▶ [What the task asks] From the entries below, pull out each line where "nombres" appears.

──────── The input

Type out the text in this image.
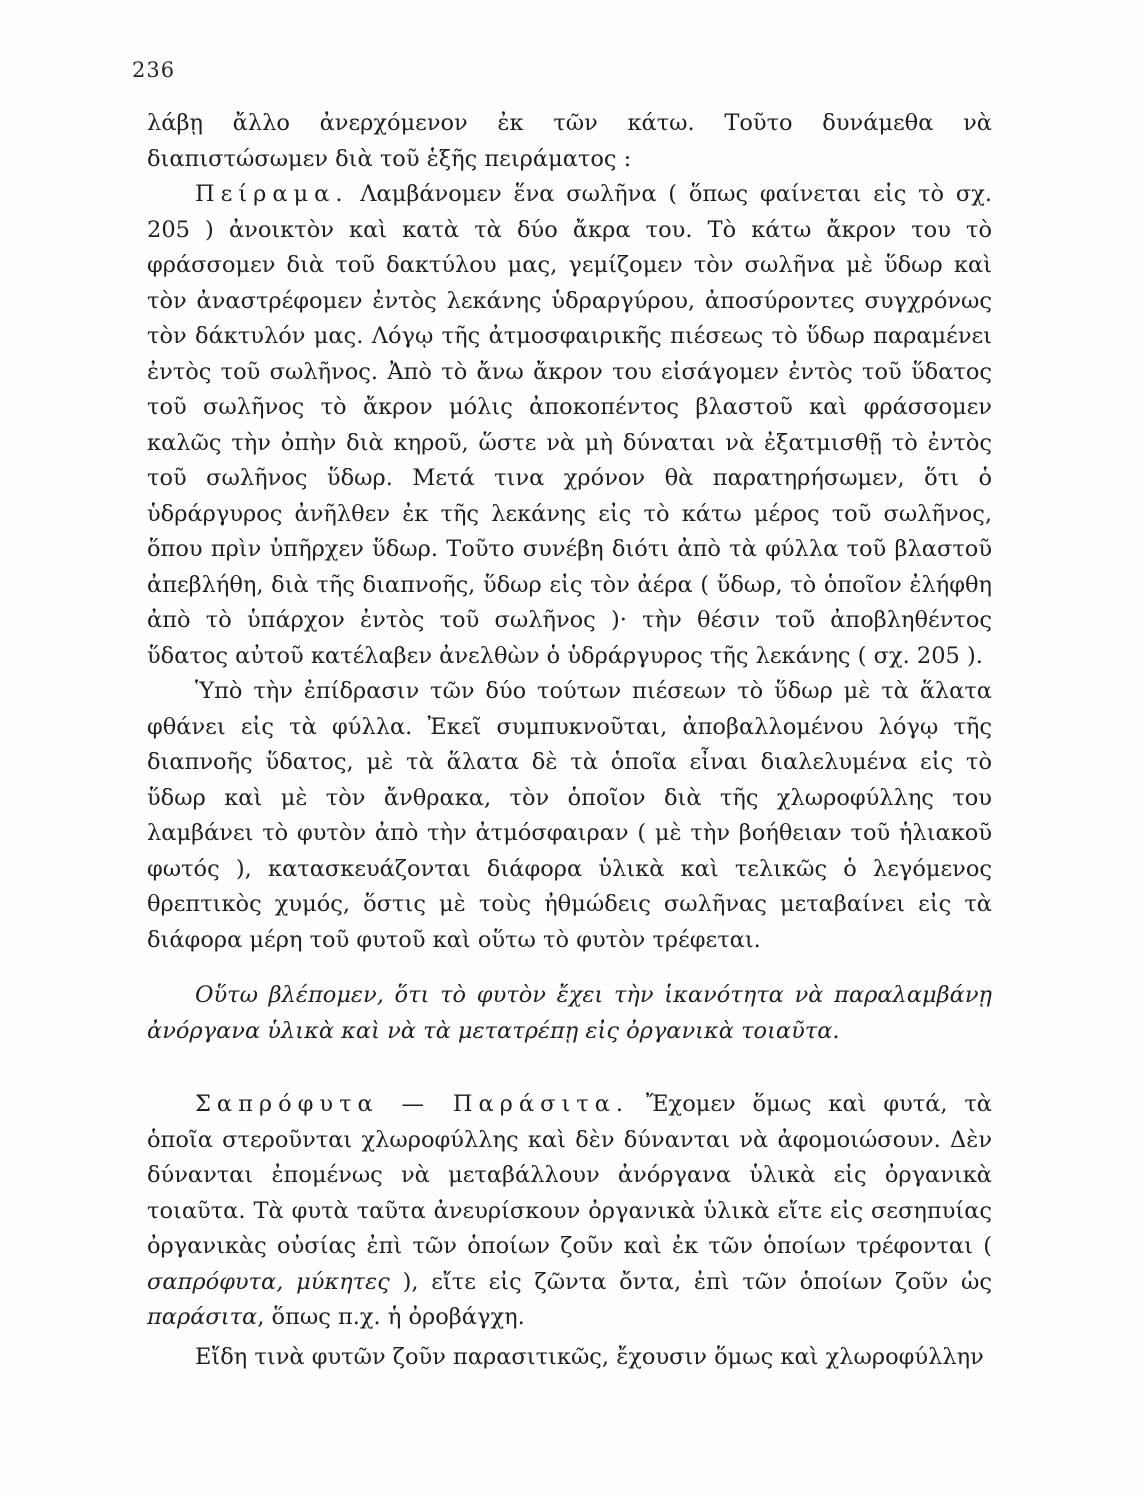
236

λάβῃ ἄλλο ἀνερχόμενον ἐκ τῶν κάτω. Τοῦτο δυνάμεθα νὰ διαπιστώσωμεν διὰ τοῦ ἑξῆς πειράματος :

Πείραμα. Λαμβάνομεν ἕνα σωλῆνα ( ὅπως φαίνεται εἰς τὸ σχ. 205 ) ἀνοικτὸν καὶ κατὰ τὰ δύο ἄκρα του. Τὸ κάτω ἄκρον του τὸ φράσσομεν διὰ τοῦ δακτύλου μας, γεμίζομεν τὸν σωλῆνα μὲ ὕδωρ καὶ τὸν ἀναστρέφομεν ἐντὸς λεκάνης ὑδραργύρου, ἀποσύροντες συγχρόνως τὸν δάκτυλόν μας. Λόγῳ τῆς ἀτμοσφαιρικῆς πιέσεως τὸ ὕδωρ παραμένει ἐντὸς τοῦ σωλῆνος. Ἀπὸ τὸ ἄνω ἄκρον του εἰσάγομεν ἐντὸς τοῦ ὕδατος τοῦ σωλῆνος τὸ ἄκρον μόλις ἀποκοπέντος βλαστοῦ καὶ φράσσομεν καλῶς τὴν ὀπὴν διὰ κηροῦ, ὥστε νὰ μὴ δύναται νὰ ἐξατμισθῇ τὸ ἐντὸς τοῦ σωλῆνος ὕδωρ. Μετά τινα χρόνον θὰ παρατηρήσωμεν, ὅτι ὁ ὑδράργυρος ἀνῆλθεν ἐκ τῆς λεκάνης εἰς τὸ κάτω μέρος τοῦ σωλῆνος, ὅπου πρὶν ὑπῆρχεν ὕδωρ. Τοῦτο συνέβη διότι ἀπὸ τὰ φύλλα τοῦ βλαστοῦ ἀπεβλήθη, διὰ τῆς διαπνοῆς, ὕδωρ εἰς τὸν ἀέρα ( ὕδωρ, τὸ ὁποῖον ἐλήφθη ἀπὸ τὸ ὑπάρχον ἐντὸς τοῦ σωλῆνος )· τὴν θέσιν τοῦ ἀποβληθέντος ὕδατος αὐτοῦ κατέλαβεν ἀνελθὼν ὁ ὑδράργυρος τῆς λεκάνης ( σχ. 205 ).

Ὑπὸ τὴν ἐπίδρασιν τῶν δύο τούτων πιέσεων τὸ ὕδωρ μὲ τὰ ἅλατα φθάνει εἰς τὰ φύλλα. Ἐκεῖ συμπυκνοῦται, ἀποβαλλομένου λόγῳ τῆς διαπνοῆς ὕδατος, μὲ τὰ ἅλατα δὲ τὰ ὁποῖα εἶναι διαλελυμένα εἰς τὸ ὕδωρ καὶ μὲ τὸν ἄνθρακα, τὸν ὁποῖον διὰ τῆς χλωροφύλλης του λαμβάνει τὸ φυτὸν ἀπὸ τὴν ἀτμόσφαιραν ( μὲ τὴν βοήθειαν τοῦ ἡλιακοῦ φωτός ), κατασκευάζονται διάφορα ὑλικὰ καὶ τελικῶς ὁ λεγόμενος θρεπτικὸς χυμός, ὅστις μὲ τοὺς ἠθμώδεις σωλῆνας μεταβαίνει εἰς τὰ διάφορα μέρη τοῦ φυτοῦ καὶ οὕτω τὸ φυτὸν τρέφεται.

Οὕτω βλέπομεν, ὅτι τὸ φυτὸν ἔχει τὴν ἱκανότητα νὰ παραλαμβάνῃ ἀνόργανα ὑλικὰ καὶ νὰ τὰ μετατρέπῃ εἰς ὀργανικὰ τοιαῦτα.

Σαπρόφυτα — Παράσιτα. Ἔχομεν ὅμως καὶ φυτά, τὰ ὁποῖα στεροῦνται χλωροφύλλης καὶ δὲν δύνανται νὰ ἀφομοιώσουν. Δὲν δύνανται ἐπομένως νὰ μεταβάλλουν ἀνόργανα ὑλικὰ εἰς ὀργανικὰ τοιαῦτα. Τὰ φυτὰ ταῦτα ἀνευρίσκουν ὀργανικὰ ὑλικὰ εἴτε εἰς σεσηπυίας ὀργανικὰς οὐσίας ἐπὶ τῶν ὁποίων ζοῦν καὶ ἐκ τῶν ὁποίων τρέφονται ( σαπρόφυτα, μύκητες ), εἴτε εἰς ζῶντα ὄντα, ἐπὶ τῶν ὁποίων ζοῦν ὡς παράσιτα, ὅπως π.χ. ἡ ὀροβάγχη.

Εἴδη τινὰ φυτῶν ζοῦν παρασιτικῶς, ἔχουσιν ὅμως καὶ χλωροφύλλην
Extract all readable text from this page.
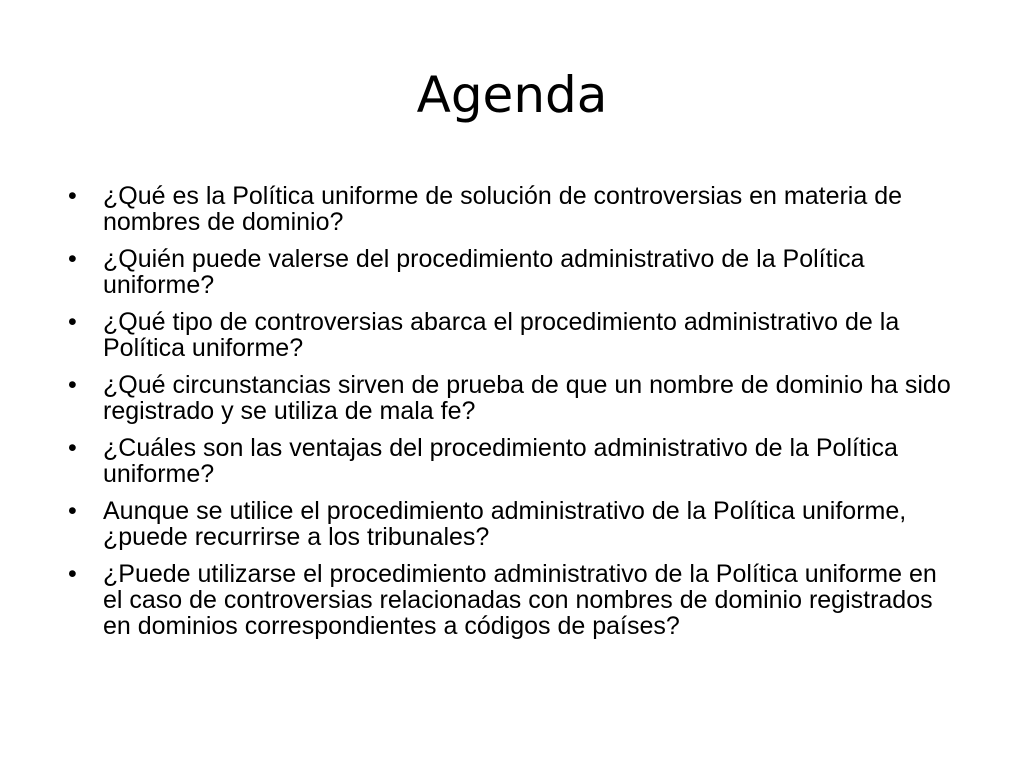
Agenda
•	¿Qué es la Política uniforme de solución de controversias en materia de nombres de dominio?
•	¿Quién puede valerse del procedimiento administrativo de la Política uniforme?
•	¿Qué tipo de controversias abarca el procedimiento administrativo de la Política uniforme?
•	¿Qué circunstancias sirven de prueba de que un nombre de dominio ha sido registrado y se utiliza de mala fe?
•	¿Cuáles son las ventajas del procedimiento administrativo de la Política uniforme?
•	Aunque se utilice el procedimiento administrativo de la Política uniforme, ¿puede recurrirse a los tribunales?
•	¿Puede utilizarse el procedimiento administrativo de la Política uniforme en el caso de controversias relacionadas con nombres de dominio registrados en dominios correspondientes a códigos de países?
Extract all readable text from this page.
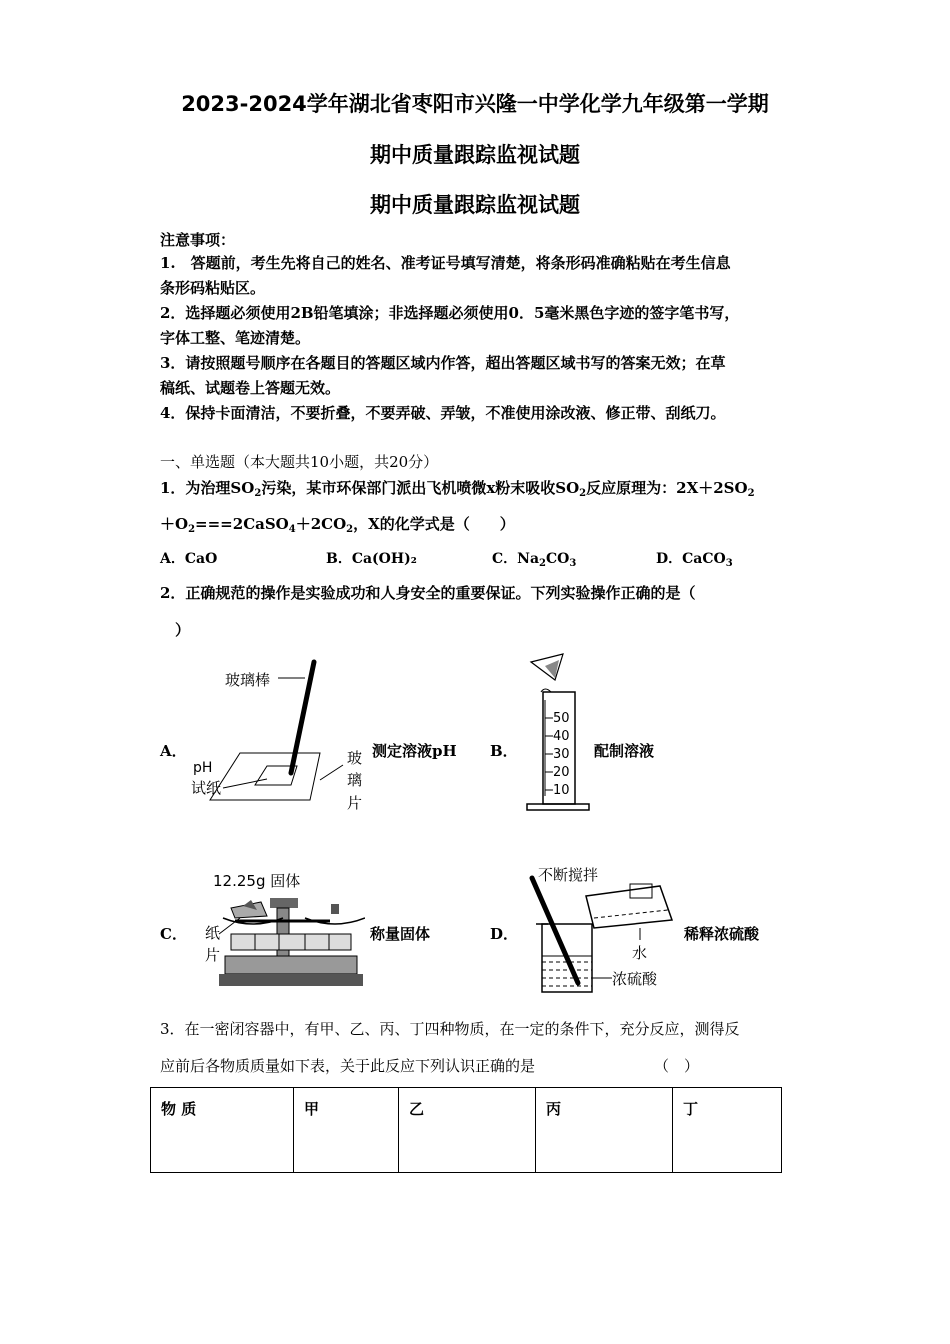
2023-2024学年湖北省枣阳市兴隆一中学化学九年级第一学期
期中质量跟踪监视试题
期中质量跟踪监视试题
注意事项：
1.　答题前，考生先将自己的姓名、准考证号填写清楚，将条形码准确粘贴在考生信息
条形码粘贴区。
2．选择题必须使用2B铅笔填涂；非选择题必须使用0．5毫米黑色字迹的签字笔书写，
字体工整、笔迹清楚。
3．请按照题号顺序在各题目的答题区域内作答，超出答题区域书写的答案无效；在草
稿纸、试题卷上答题无效。
4．保持卡面清洁，不要折叠，不要弄破、弄皱，不准使用涂改液、修正带、刮纸刀。
一、单选题（本大题共10小题，共20分）
1．为治理$SO_2$污染，某市环保部门派出飞机喷微x粉末吸收$SO_2$反应原理为：$2X+2SO_2$
$+O_2===2CaSO_4+2CO_2$，X的化学式是（　　）
A．CaO	B．Ca(OH)₂	C．$Na_2CO_3$	D．CaCO$_3$
2．正确规范的操作是实验成功和人身安全的重要保证。下列实验操作正确的是（
）
A．	测定溶液pH B．	配制溶液
C．	称量固体	D．	稀释浓硫酸
玻璃棒
pH
试纸
玻
璃
片
50
40
30
20
10
12.25g 固体
纸
片
不断搅拌
水
浓硫酸
3．在一密闭容器中，有甲、乙、丙、丁四种物质，在一定的条件下，充分反应，测得反
应前后各物质质量如下表，关于此反应下列认识正确的是	（　）
物 质	甲	乙	丙	丁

────────────────

▶ [Expected output]
•	¿Qué es la Política uniforme de solución de controversias en materia de nombres de dominio?
•	¿Puede utilizarse el procedimiento administrativo de la Política uniforme en el caso de controversias relacionadas con nombres de dominio registrados en dominios correspondientes a códigos de países?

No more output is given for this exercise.